• **EXCERPT TO READ**
......

KTSnowy commented 1 year ago

Screen Shot 2022-12-04 at 18 05 03 Well, I wasn't able to send the email apparently. It doesn't exist anymore? That's weird.

KTSnowy commented 1 year ago

@GitMensch We might have to make a new one for COBOL 2022.

GitMensch commented 1 year ago

Well, I wasn't able to send the email apparently. It doesn't exist anymore? That's weird.

The wrong address is a webmaster issue - so send a note to do-webmaster@nist.gov pointing out that erroneous reference and ask it to be replaced by the right person to ask on the suite.

We might have to make a new one for COBOL 2022.

That would be really nice. Fair warning: the person that created the NIST85 was also working on all of the newer standards and said something like "that could be done, but would take several weeks of complete working days".

If you go for it, please ensure this suite can be run on a gnu system that runs GnuCOBOL, too. ;-)

You could - of course - take the GnuCOBOL testsuite and copy from there - as long as the license matches (testsuite GPL3+) and you leave the copyright in - have fun. The "run" tests don't check for compiler messages (other than expecting none) and only in very rare cases have a GnuCOBOL specific result. If you filter those that don't match the COBOL standard, than you'd have a very good base.

KTSnowy commented 1 year ago

That would be really nice. Fair warning: the person that created the NIST85 was also working on all of the newer standards and said something like "that could be done, but would take several weeks of complete working days".

Well, Otterkit will be a long-term thing, I'm not planning to ever abandon it, so we'll have a ton of time to work on a new test suite.

We could integrate that into the Otterly Testing unit test framework. But instead of calling only the Otterkit compiler, it could ask for any compiler and it's command line "build and run" options and test the standard output against a set of pre-written COBOL tests.

C# has a method for that, allows to call a program and redirect it's standard output into a variable. That means that the Otterly Testing framework could also work with GnuCOBOL, and probably any compiler that has a "build and run" command. The output redirect method is used internally in the Otterkit compiler to call the dotnet compiler and display its output together with Otterkit's output.

If you go for it, please ensure this suite can be run on a gnu system that runs GnuCOBOL, too. ;-)

We could work on it together if you'd like. Everyone would benefit from a general COBOL testing suite and unit test framework.

KTSnowy commented 1 year ago

@GitMensch let me know what you think, and if you'd like yo work on this as well.

GitMensch commented 1 year ago

I guess one can't run C# on some old linux distros; this would therefore make the test suite less useful. "autoconf generated testsuites work everywhere a shell exists".

Going for a full COBOL 2022 testsuite would likely mean to check each rule (first compile, then later result). to get an idea what this means have a look at https://sourceforge.net/p/gnucobol/code/HEAD/tree//branches/gnucobol-3.x/tests/testsuite.src/syn_redefines.at. To directly support multiple COBOL software one would have to either drop the check of the message, or would make this a list of valid outputs.

as noted: you are invited to use the GnuCOBOL testsuite as basis - and of course also to send PRs to improve it. This would be also useful for later testing of otter ;-)

......

• **SUPPLIED RECORDS**
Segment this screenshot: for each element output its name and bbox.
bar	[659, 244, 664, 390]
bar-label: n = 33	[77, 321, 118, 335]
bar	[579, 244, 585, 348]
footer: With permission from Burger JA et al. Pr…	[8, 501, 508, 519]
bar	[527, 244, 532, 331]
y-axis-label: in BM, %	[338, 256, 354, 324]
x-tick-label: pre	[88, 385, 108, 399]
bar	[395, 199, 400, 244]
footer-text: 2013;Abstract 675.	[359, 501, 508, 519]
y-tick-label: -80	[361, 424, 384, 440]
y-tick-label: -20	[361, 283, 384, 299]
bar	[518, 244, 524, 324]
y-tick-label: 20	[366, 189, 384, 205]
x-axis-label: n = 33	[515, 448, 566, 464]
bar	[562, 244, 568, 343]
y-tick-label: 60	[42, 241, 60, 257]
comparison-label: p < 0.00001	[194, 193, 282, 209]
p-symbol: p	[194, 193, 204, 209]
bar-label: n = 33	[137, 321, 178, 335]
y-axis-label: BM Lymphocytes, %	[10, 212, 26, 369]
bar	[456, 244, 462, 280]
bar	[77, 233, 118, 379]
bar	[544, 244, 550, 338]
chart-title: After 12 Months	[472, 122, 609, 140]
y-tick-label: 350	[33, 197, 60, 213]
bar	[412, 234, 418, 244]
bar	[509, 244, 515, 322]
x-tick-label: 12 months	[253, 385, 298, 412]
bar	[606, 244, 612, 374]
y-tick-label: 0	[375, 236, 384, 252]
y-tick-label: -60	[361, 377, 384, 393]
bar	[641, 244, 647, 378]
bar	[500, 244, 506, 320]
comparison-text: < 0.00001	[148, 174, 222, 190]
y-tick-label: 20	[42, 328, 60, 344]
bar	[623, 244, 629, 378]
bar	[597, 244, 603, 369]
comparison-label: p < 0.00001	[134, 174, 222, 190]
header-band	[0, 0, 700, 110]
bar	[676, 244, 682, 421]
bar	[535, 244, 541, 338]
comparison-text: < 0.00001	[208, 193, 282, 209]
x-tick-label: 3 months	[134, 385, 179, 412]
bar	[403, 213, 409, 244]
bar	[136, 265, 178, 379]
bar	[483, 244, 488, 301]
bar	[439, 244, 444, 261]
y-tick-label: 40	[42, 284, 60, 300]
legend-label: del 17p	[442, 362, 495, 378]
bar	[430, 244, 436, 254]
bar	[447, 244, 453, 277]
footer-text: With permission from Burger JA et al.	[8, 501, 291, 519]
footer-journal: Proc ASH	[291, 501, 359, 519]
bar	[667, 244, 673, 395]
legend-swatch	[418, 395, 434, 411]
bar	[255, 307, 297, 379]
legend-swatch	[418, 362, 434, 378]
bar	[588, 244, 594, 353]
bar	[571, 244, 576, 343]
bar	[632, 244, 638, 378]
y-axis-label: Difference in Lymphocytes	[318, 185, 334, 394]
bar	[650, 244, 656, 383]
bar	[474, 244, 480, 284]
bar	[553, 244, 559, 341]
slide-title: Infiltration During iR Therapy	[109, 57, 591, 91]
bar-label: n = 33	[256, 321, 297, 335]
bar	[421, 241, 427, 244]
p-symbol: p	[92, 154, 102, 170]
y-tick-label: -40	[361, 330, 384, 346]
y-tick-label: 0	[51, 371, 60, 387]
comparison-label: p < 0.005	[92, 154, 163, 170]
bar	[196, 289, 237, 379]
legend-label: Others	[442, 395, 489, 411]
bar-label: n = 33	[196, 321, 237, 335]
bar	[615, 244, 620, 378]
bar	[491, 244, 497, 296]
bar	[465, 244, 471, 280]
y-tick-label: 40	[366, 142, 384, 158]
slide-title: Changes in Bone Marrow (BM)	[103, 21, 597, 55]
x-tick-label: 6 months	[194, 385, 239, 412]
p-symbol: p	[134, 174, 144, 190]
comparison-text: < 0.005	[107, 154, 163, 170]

......

• **LIST OF TASKS**
(a) Revise the listing from its first line down to the line containing "chart-title: After 12", both included, replacing "y-tick-label" with "y-axis-tick" and leaving everything else unchanged.
(b) Pick up the discussion about a COBOL test suite and continue it after its last comment.

• **ANSWERS BELOW**
(a)
Segment this screenshot: for each element output its name and bbox.
bar	[659, 244, 664, 390]
bar-label: n = 33	[77, 321, 118, 335]
bar	[579, 244, 585, 348]
footer: With permission from Burger JA et al. Pr…	[8, 501, 508, 519]
bar	[527, 244, 532, 331]
y-axis-label: in BM, %	[338, 256, 354, 324]
x-tick-label: pre	[88, 385, 108, 399]
bar	[395, 199, 400, 244]
footer-text: 2013;Abstract 675.	[359, 501, 508, 519]
y-axis-tick: -80	[361, 424, 384, 440]
y-axis-tick: -20	[361, 283, 384, 299]
bar	[518, 244, 524, 324]
y-axis-tick: 20	[366, 189, 384, 205]
x-axis-label: n = 33	[515, 448, 566, 464]
bar	[562, 244, 568, 343]
y-axis-tick: 60	[42, 241, 60, 257]
comparison-label: p < 0.00001	[194, 193, 282, 209]
p-symbol: p	[194, 193, 204, 209]
bar-label: n = 33	[137, 321, 178, 335]
y-axis-label: BM Lymphocytes, %	[10, 212, 26, 369]
bar	[456, 244, 462, 280]
bar	[77, 233, 118, 379]
bar	[544, 244, 550, 338]
chart-title: After 12 Months	[472, 122, 609, 140]

(b)
For now I'd help on the GnuCOBOL side and also with inputs for a new suite where missing, I'm out of time for quite a while to create a new testsuite.

KTSnowy commented 1 year ago

I guess one can't run C# on some old linux distros; this would therefore make the test suite less useful.

We might be able to test that, C# also has a nativeAOT compilation mode that compiles C# ahead of time to native machine code with LLVM. This means that technically it would be similar to compiling C to native code with Clang. Only way to find out if it works with older distros would be to test the compiled binary.

as noted: you are invited to use the GnuCOBOL testsuite as basis - and of course also to send PRs to improve it.

We can't use GnuCOBOL's test suite though, due to license differences. It kinda goes one way, Otterkit uses the Apache 2.0 license which as far as I know should be compatible with GnuCOBOL's GPL license if you ever decided to use our test suite, BUT we can't use any of GnuCOBOL's test suite code without also having to change our license from Apache 2.0 to GPL, which is something that I can't do.

So the only option would be to write a new Apache 2.0 licensed COBOL 2022 test suite, that way not only will it be compatible with Otterkit and GnuCOBOL, but also any proprietary compiler that might decide to use it as well.

KTSnowy commented 1 year ago

To directly support multiple COBOL software one would have to either drop the check of the message, or would make this a list of valid outputs.

Adding some test suite specific output checks might work. For example, instead of directly outputting the result, the test suite would add an extra output "test hash" to make it easier to check.

For example, instead of directly displaying "+00234.23400" as part of some test code, it would display: "TEST-NUM543 +00234.23400 END-TEST".

"TEST-NUM543" meaning "Test Numeric 543" as a "test hash" which can be used to check if the output within is correct and can be used to document these test codes on a website with explanations later on.

KTSnowy commented 1 year ago

@GitMensch I know that you're busy working on GnuCOBOL and that you'd like me to use the tests there, but if we're going to make a new COBOL 2022 test suite to replace the old NIST85 one then we can't restrict it to GPL only, we need one that can be used freely no matter which license the compiler uses. The Apache license helps with that.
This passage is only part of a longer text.